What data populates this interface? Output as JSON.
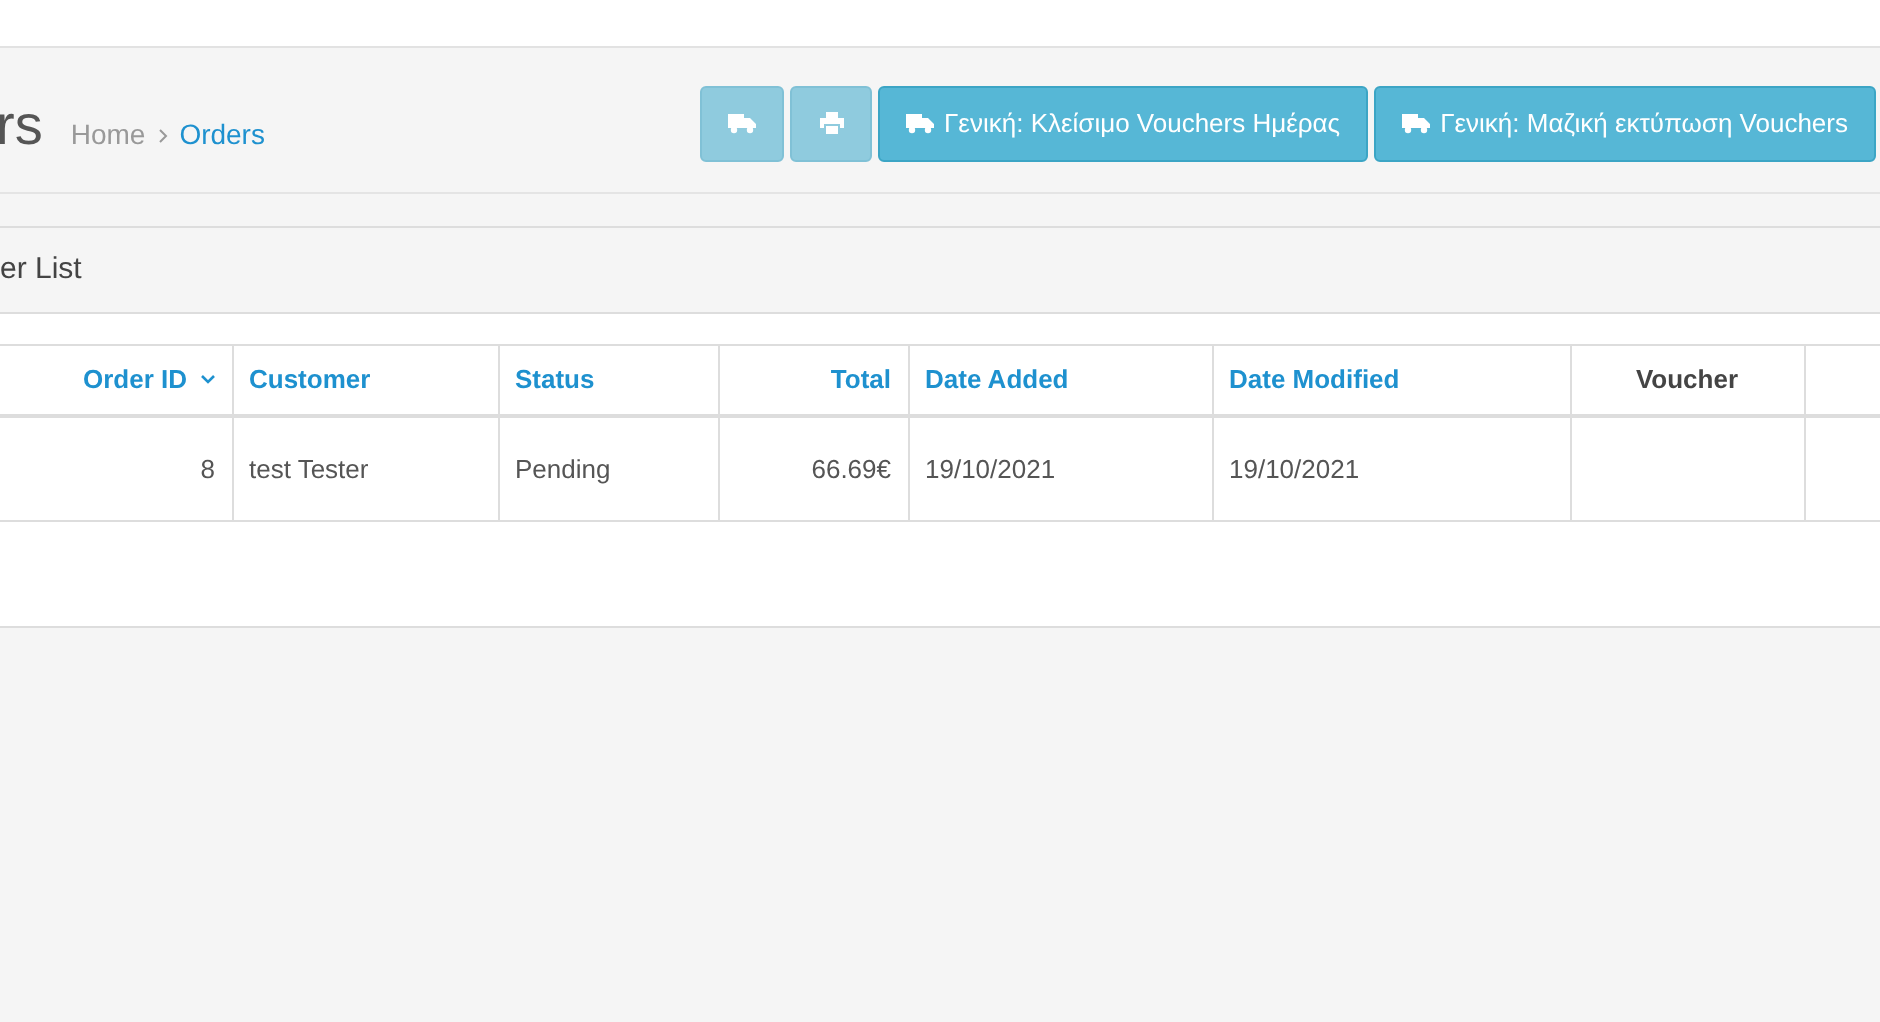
{
  "page_title": "rs",
  "breadcrumb": [
    {
      "label": "Home",
      "selected": false
    },
    {
      "label": "Orders",
      "selected": true
    }
  ],
  "header_buttons": [
    {
      "kind": "delivery",
      "disabled": true
    },
    {
      "kind": "print",
      "disabled": true
    },
    {
      "kind": "delivery",
      "label": "Γενική: Κλείσιμο Vouchers Ημέρας",
      "disabled": false
    },
    {
      "kind": "delivery",
      "label": "Γενική: Μαζική εκτύπωση Vouchers",
      "disabled": false
    }
  ],
  "panel": {
    "title": "er List"
  },
  "table": {
    "columns": [
      {
        "label": "Order ID",
        "sortable": true,
        "sorted": true
      },
      {
        "label": "Customer",
        "sortable": true,
        "sorted": false
      },
      {
        "label": "Status",
        "sortable": true,
        "sorted": false
      },
      {
        "label": "Total",
        "sortable": true,
        "sorted": false
      },
      {
        "label": "Date Added",
        "sortable": true,
        "sorted": false
      },
      {
        "label": "Date Modified",
        "sortable": true,
        "sorted": false
      },
      {
        "label": "Voucher",
        "sortable": false,
        "sorted": false
      }
    ],
    "rows": [
      [
        "8",
        "test Tester",
        "Pending",
        "66.69€",
        "19/10/2021",
        "19/10/2021",
        null
      ]
    ]
  }
}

==========

§ **WHAT THE EXERCISE ASKS**
Quote each entry above verbatim and drop the pictures.

§ **ANSWER BELOW**
What data populates this interface? Output as JSON.
{
  "page_title": "rs",
  "breadcrumb": [
    {
      "label": "Home",
      "selected": false
    },
    {
      "label": "Orders",
      "selected": true
    }
  ],
  "header_buttons": [
    {
      "kind": "delivery",
      "disabled": true
    },
    {
      "kind": "print",
      "disabled": true
    },
    {
      "kind": "delivery",
      "label": "Γενική: Κλείσιμο Vouchers Ημέρας",
      "disabled": false
    },
    {
      "kind": "delivery",
      "label": "Γενική: Μαζική εκτύπωση Vouchers",
      "disabled": false
    }
  ],
  "panel": {
    "title": "er List"
  },
  "table": {
    "columns": [
      {
        "label": "Order ID",
        "sortable": true,
        "sorted": true
      },
      {
        "label": "Customer",
        "sortable": true,
        "sorted": false
      },
      {
        "label": "Status",
        "sortable": true,
        "sorted": false
      },
      {
        "label": "Total",
        "sortable": true,
        "sorted": false
      },
      {
        "label": "Date Added",
        "sortable": true,
        "sorted": false
      },
      {
        "label": "Date Modified",
        "sortable": true,
        "sorted": false
      },
      {
        "label": "Voucher",
        "sortable": false,
        "sorted": false
      }
    ],
    "rows": [
      [
        "8",
        "test Tester",
        "Pending",
        "66.69€",
        "19/10/2021",
        "19/10/2021",
        null
      ]
    ]
  }
}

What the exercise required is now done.